[EXERCISE REQUIREMENTS] Reproduce the lines of the material exactly, excluding every image.

[SUPPLIED DATA]
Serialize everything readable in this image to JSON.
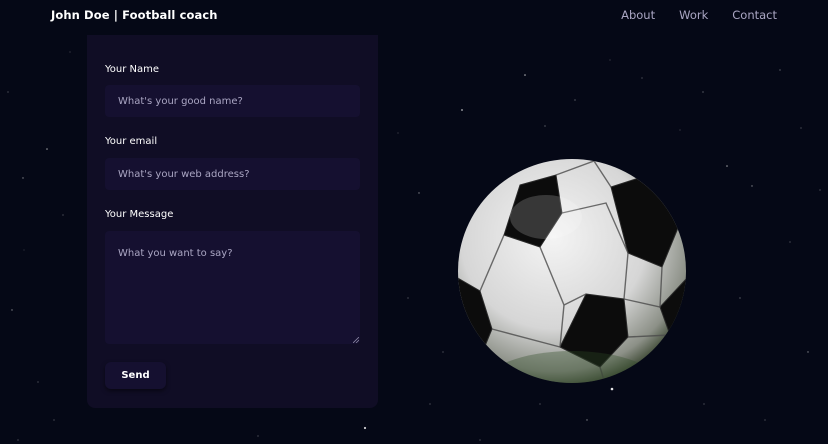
{
  "navbar": {
    "brand": "John Doe  | Football coach",
    "links": [
      "About",
      "Work",
      "Contact"
    ]
  },
  "form": {
    "name": {
      "label": "Your Name",
      "placeholder": "What's your good name?"
    },
    "email": {
      "label": "Your email",
      "placeholder": "What's your web address?"
    },
    "message": {
      "label": "Your Message",
      "placeholder": "What you want to say?"
    },
    "send_label": "Send"
  },
  "colors": {
    "background": "#050816",
    "card": "#100d25",
    "input": "#151030",
    "secondary_text": "#aaa6c3"
  },
  "icons": {
    "hero": "soccer-ball-icon"
  }
}
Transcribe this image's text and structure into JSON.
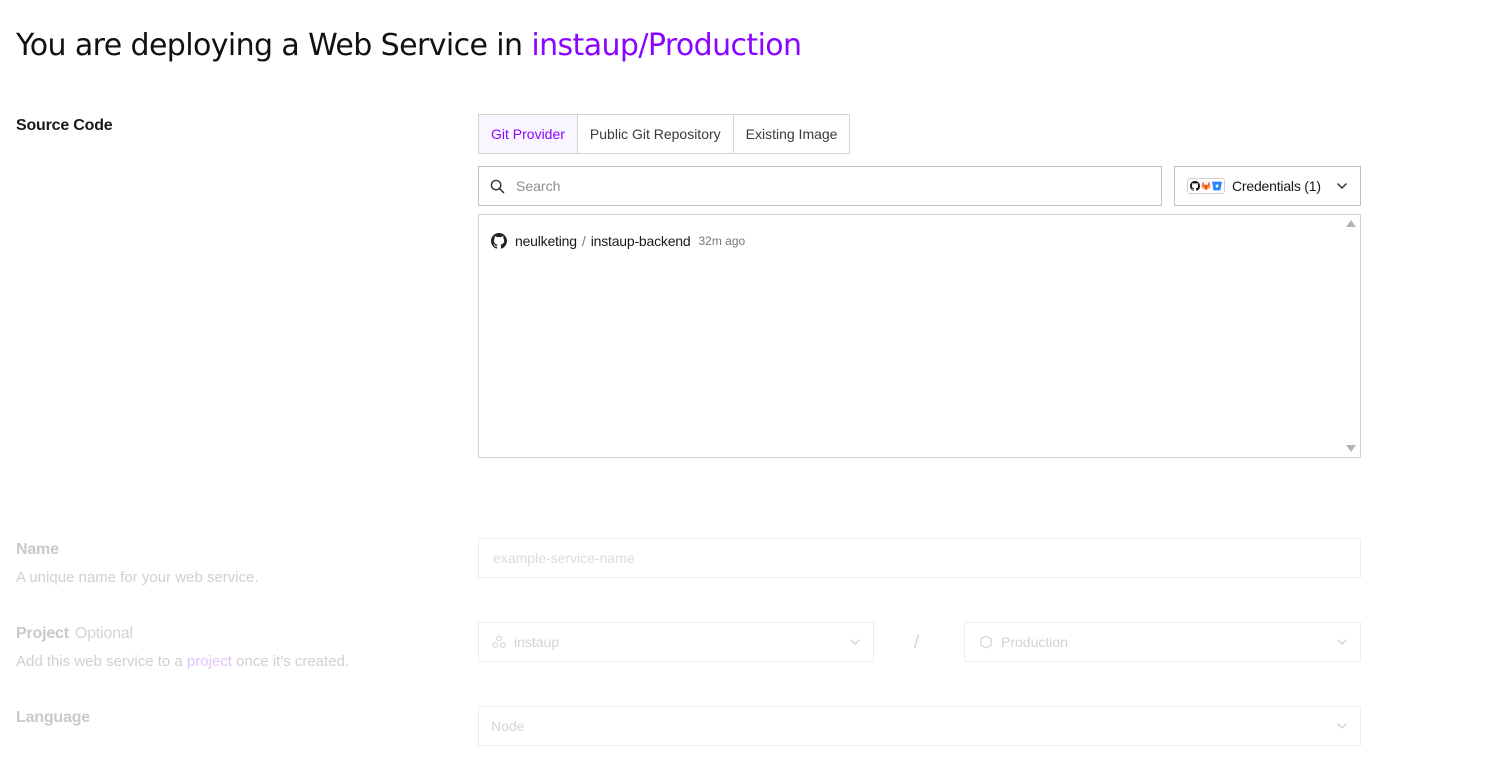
{
  "header": {
    "title_prefix": "You are deploying a Web Service in ",
    "title_workspace": "instaup/Production",
    "accent_color": "#8a05ff"
  },
  "source_code": {
    "label": "Source Code",
    "tabs": [
      {
        "label": "Git Provider",
        "active": true
      },
      {
        "label": "Public Git Repository",
        "active": false
      },
      {
        "label": "Existing Image",
        "active": false
      }
    ],
    "search": {
      "placeholder": "Search",
      "value": ""
    },
    "credentials": {
      "label": "Credentials (1)",
      "icons": [
        "github-icon",
        "gitlab-icon",
        "bitbucket-icon"
      ]
    },
    "repos": [
      {
        "owner": "neulketing",
        "separator": "/",
        "name": "instaup-backend",
        "updated": "32m ago",
        "icon": "github-icon"
      }
    ]
  },
  "name_field": {
    "label": "Name",
    "description": "A unique name for your web service.",
    "placeholder": "example-service-name"
  },
  "project_field": {
    "label": "Project",
    "optional": "Optional",
    "description_before": "Add this web service to a ",
    "description_link": "project",
    "description_after": " once it's created.",
    "project_value": "instaup",
    "separator": "/",
    "environment_value": "Production"
  },
  "language_field": {
    "label": "Language",
    "value": "Node"
  }
}
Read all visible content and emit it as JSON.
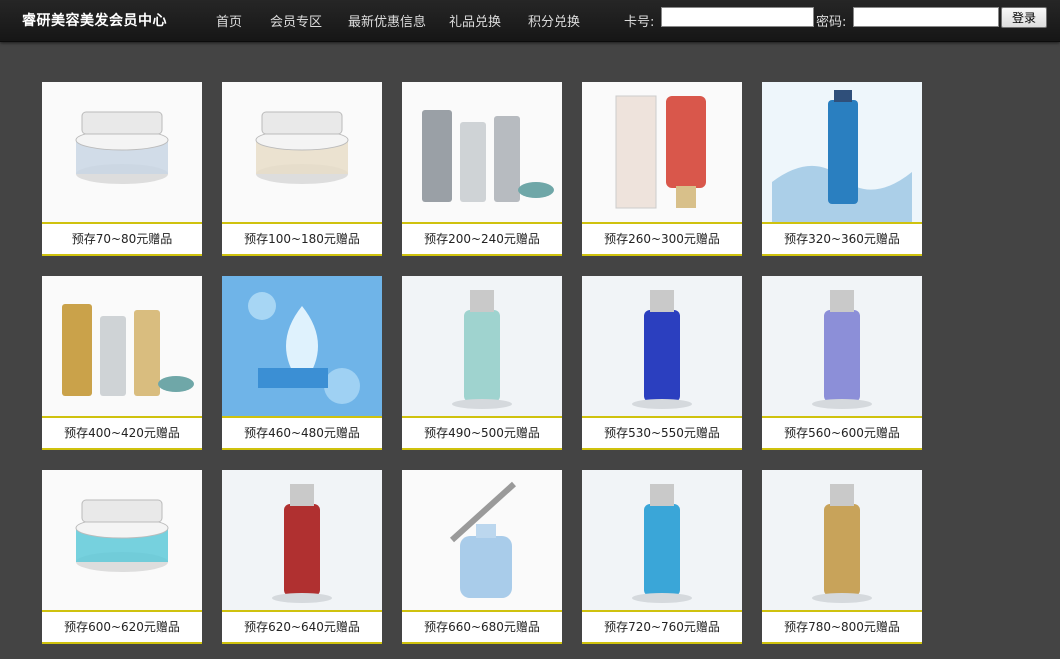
{
  "header": {
    "title": "睿研美容美发会员中心",
    "nav": [
      "首页",
      "会员专区",
      "最新优惠信息",
      "礼品兑换",
      "积分兑换"
    ],
    "card_label": "卡号:",
    "password_label": "密码:",
    "card_value": "",
    "password_value": "",
    "login_button": "登录"
  },
  "products": [
    {
      "caption": "预存70~80元赠品",
      "icon": "cream-jar-box-photo",
      "accent": "#c9d6e4"
    },
    {
      "caption": "预存100~180元赠品",
      "icon": "cream-jar-photo",
      "accent": "#e8ddc8"
    },
    {
      "caption": "预存200~240元赠品",
      "icon": "skincare-set-photo",
      "accent": "#9aa0a6"
    },
    {
      "caption": "预存260~300元赠品",
      "icon": "tube-bottle-photo",
      "accent": "#d9574b"
    },
    {
      "caption": "预存320~360元赠品",
      "icon": "blue-bottle-splash-photo",
      "accent": "#2a7fc0"
    },
    {
      "caption": "预存400~420元赠品",
      "icon": "gift-box-set-photo",
      "accent": "#caa24a"
    },
    {
      "caption": "预存460~480元赠品",
      "icon": "alga-mask-photo",
      "accent": "#3b8fd4"
    },
    {
      "caption": "预存490~500元赠品",
      "icon": "ciro-bottle-photo",
      "accent": "#9fd3cf"
    },
    {
      "caption": "预存530~550元赠品",
      "icon": "blue-serum-photo",
      "accent": "#2b3fbf"
    },
    {
      "caption": "预存560~600元赠品",
      "icon": "pump-bottle-book-photo",
      "accent": "#8c8fd8"
    },
    {
      "caption": "预存600~620元赠品",
      "icon": "gel-jar-photo",
      "accent": "#5ec9d8"
    },
    {
      "caption": "预存620~640元赠品",
      "icon": "red-bottle-photo",
      "accent": "#b03030"
    },
    {
      "caption": "预存660~680元赠品",
      "icon": "dropper-bottle-photo",
      "accent": "#9ac3e6"
    },
    {
      "caption": "预存720~760元赠品",
      "icon": "pump-bottle-splash-photo",
      "accent": "#3aa6d8"
    },
    {
      "caption": "预存780~800元赠品",
      "icon": "oleva-bottle-photo",
      "accent": "#c8a35a"
    }
  ]
}
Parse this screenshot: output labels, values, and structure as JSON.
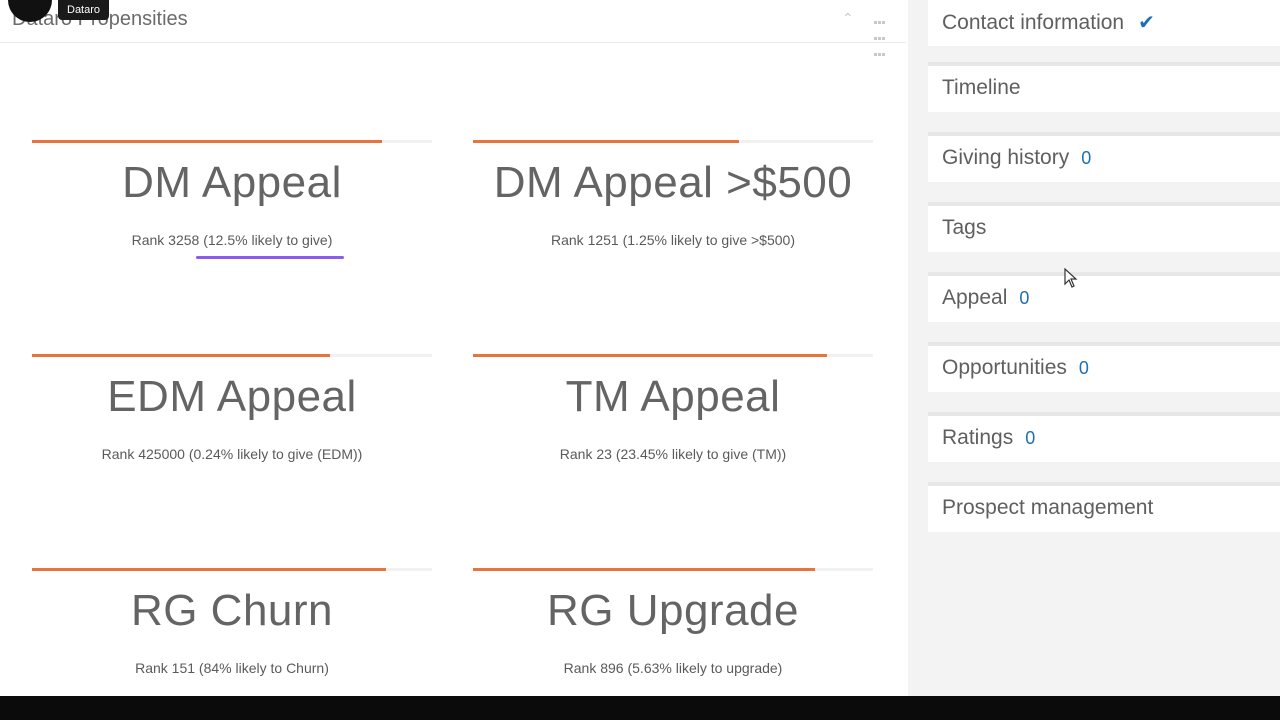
{
  "overlay": {
    "badge": "Dataro"
  },
  "main": {
    "title": "Dataro Propensities",
    "cards": [
      {
        "title": "DM Appeal",
        "rank": "Rank 3258 (12.5% likely to give)",
        "fill": 0.875
      },
      {
        "title": "DM Appeal >$500",
        "rank": "Rank 1251 (1.25% likely to give >$500)",
        "fill": 0.665
      },
      {
        "title": "EDM Appeal",
        "rank": "Rank 425000 (0.24% likely to give (EDM))",
        "fill": 0.745
      },
      {
        "title": "TM Appeal",
        "rank": "Rank 23 (23.45% likely to give (TM))",
        "fill": 0.885
      },
      {
        "title": "RG Churn",
        "rank": "Rank 151 (84% likely to Churn)",
        "fill": 0.885
      },
      {
        "title": "RG Upgrade",
        "rank": "Rank 896 (5.63% likely to upgrade)",
        "fill": 0.855
      }
    ]
  },
  "sidebar": {
    "items": [
      {
        "label": "Contact information",
        "count": ""
      },
      {
        "label": "Timeline",
        "count": ""
      },
      {
        "label": "Giving history",
        "count": "0"
      },
      {
        "label": "Tags",
        "count": ""
      },
      {
        "label": "Appeal",
        "count": "0"
      },
      {
        "label": "Opportunities",
        "count": "0"
      },
      {
        "label": "Ratings",
        "count": "0"
      },
      {
        "label": "Prospect management",
        "count": ""
      }
    ]
  },
  "colors": {
    "accent": "#e8743b",
    "link": "#1f6fb4",
    "highlight": "#8a5cf0"
  },
  "icons": [
    "chevron-up-icon",
    "grid-icon",
    "check-icon",
    "cursor-icon"
  ]
}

[ANSWER IN FULL]
Serialize everything readable in this image to JSON.
{
  "navbar": {
    "brand": "John Doe  | Football coach",
    "links": [
      "About",
      "Work",
      "Contact"
    ]
  },
  "form": {
    "name": {
      "label": "Your Name",
      "placeholder": "What's your good name?"
    },
    "email": {
      "label": "Your email",
      "placeholder": "What's your web address?"
    },
    "message": {
      "label": "Your Message",
      "placeholder": "What you want to say?"
    },
    "send_label": "Send"
  },
  "colors": {
    "background": "#050816",
    "card": "#100d25",
    "input": "#151030",
    "secondary_text": "#aaa6c3"
  },
  "icons": {
    "hero": "soccer-ball-icon"
  }
}
Transcribe this image's text and structure into JSON.
{
  "header": {
    "title_prefix": "You are deploying a Web Service in ",
    "title_workspace": "instaup/Production",
    "accent_color": "#8a05ff"
  },
  "source_code": {
    "label": "Source Code",
    "tabs": [
      {
        "label": "Git Provider",
        "active": true
      },
      {
        "label": "Public Git Repository",
        "active": false
      },
      {
        "label": "Existing Image",
        "active": false
      }
    ],
    "search": {
      "placeholder": "Search",
      "value": ""
    },
    "credentials": {
      "label": "Credentials (1)",
      "icons": [
        "github-icon",
        "gitlab-icon",
        "bitbucket-icon"
      ]
    },
    "repos": [
      {
        "owner": "neulketing",
        "separator": "/",
        "name": "instaup-backend",
        "updated": "32m ago",
        "icon": "github-icon"
      }
    ]
  },
  "name_field": {
    "label": "Name",
    "description": "A unique name for your web service.",
    "placeholder": "example-service-name"
  },
  "project_field": {
    "label": "Project",
    "optional": "Optional",
    "description_before": "Add this web service to a ",
    "description_link": "project",
    "description_after": " once it's created.",
    "project_value": "instaup",
    "separator": "/",
    "environment_value": "Production"
  },
  "language_field": {
    "label": "Language",
    "value": "Node"
  }
}
Read all visible content and emit it as JSON.
{
  "header": {
    "title": "睿研美容美发会员中心",
    "nav": [
      "首页",
      "会员专区",
      "最新优惠信息",
      "礼品兑换",
      "积分兑换"
    ],
    "card_label": "卡号:",
    "password_label": "密码:",
    "card_value": "",
    "password_value": "",
    "login_button": "登录"
  },
  "products": [
    {
      "caption": "预存70~80元赠品",
      "icon": "cream-jar-box-photo",
      "accent": "#c9d6e4"
    },
    {
      "caption": "预存100~180元赠品",
      "icon": "cream-jar-photo",
      "accent": "#e8ddc8"
    },
    {
      "caption": "预存200~240元赠品",
      "icon": "skincare-set-photo",
      "accent": "#9aa0a6"
    },
    {
      "caption": "预存260~300元赠品",
      "icon": "tube-bottle-photo",
      "accent": "#d9574b"
    },
    {
      "caption": "预存320~360元赠品",
      "icon": "blue-bottle-splash-photo",
      "accent": "#2a7fc0"
    },
    {
      "caption": "预存400~420元赠品",
      "icon": "gift-box-set-photo",
      "accent": "#caa24a"
    },
    {
      "caption": "预存460~480元赠品",
      "icon": "alga-mask-photo",
      "accent": "#3b8fd4"
    },
    {
      "caption": "预存490~500元赠品",
      "icon": "ciro-bottle-photo",
      "accent": "#9fd3cf"
    },
    {
      "caption": "预存530~550元赠品",
      "icon": "blue-serum-photo",
      "accent": "#2b3fbf"
    },
    {
      "caption": "预存560~600元赠品",
      "icon": "pump-bottle-book-photo",
      "accent": "#8c8fd8"
    },
    {
      "caption": "预存600~620元赠品",
      "icon": "gel-jar-photo",
      "accent": "#5ec9d8"
    },
    {
      "caption": "预存620~640元赠品",
      "icon": "red-bottle-photo",
      "accent": "#b03030"
    },
    {
      "caption": "预存660~680元赠品",
      "icon": "dropper-bottle-photo",
      "accent": "#9ac3e6"
    },
    {
      "caption": "预存720~760元赠品",
      "icon": "pump-bottle-splash-photo",
      "accent": "#3aa6d8"
    },
    {
      "caption": "预存780~800元赠品",
      "icon": "oleva-bottle-photo",
      "accent": "#c8a35a"
    }
  ]
}
Parse this screenshot: output labels, values, and structure as JSON.
{
  "overlay": {
    "badge": "Dataro"
  },
  "main": {
    "title": "Dataro Propensities",
    "cards": [
      {
        "title": "DM Appeal",
        "rank": "Rank 3258 (12.5% likely to give)",
        "fill": 0.875
      },
      {
        "title": "DM Appeal >$500",
        "rank": "Rank 1251 (1.25% likely to give >$500)",
        "fill": 0.665
      },
      {
        "title": "EDM Appeal",
        "rank": "Rank 425000 (0.24% likely to give (EDM))",
        "fill": 0.745
      },
      {
        "title": "TM Appeal",
        "rank": "Rank 23 (23.45% likely to give (TM))",
        "fill": 0.885
      },
      {
        "title": "RG Churn",
        "rank": "Rank 151 (84% likely to Churn)",
        "fill": 0.885
      },
      {
        "title": "RG Upgrade",
        "rank": "Rank 896 (5.63% likely to upgrade)",
        "fill": 0.855
      }
    ]
  },
  "sidebar": {
    "items": [
      {
        "label": "Contact information",
        "count": ""
      },
      {
        "label": "Timeline",
        "count": ""
      },
      {
        "label": "Giving history",
        "count": "0"
      },
      {
        "label": "Tags",
        "count": ""
      },
      {
        "label": "Appeal",
        "count": "0"
      },
      {
        "label": "Opportunities",
        "count": "0"
      },
      {
        "label": "Ratings",
        "count": "0"
      },
      {
        "label": "Prospect management",
        "count": ""
      }
    ]
  },
  "colors": {
    "accent": "#e8743b",
    "link": "#1f6fb4",
    "highlight": "#8a5cf0"
  },
  "icons": [
    "chevron-up-icon",
    "grid-icon",
    "check-icon",
    "cursor-icon"
  ]
}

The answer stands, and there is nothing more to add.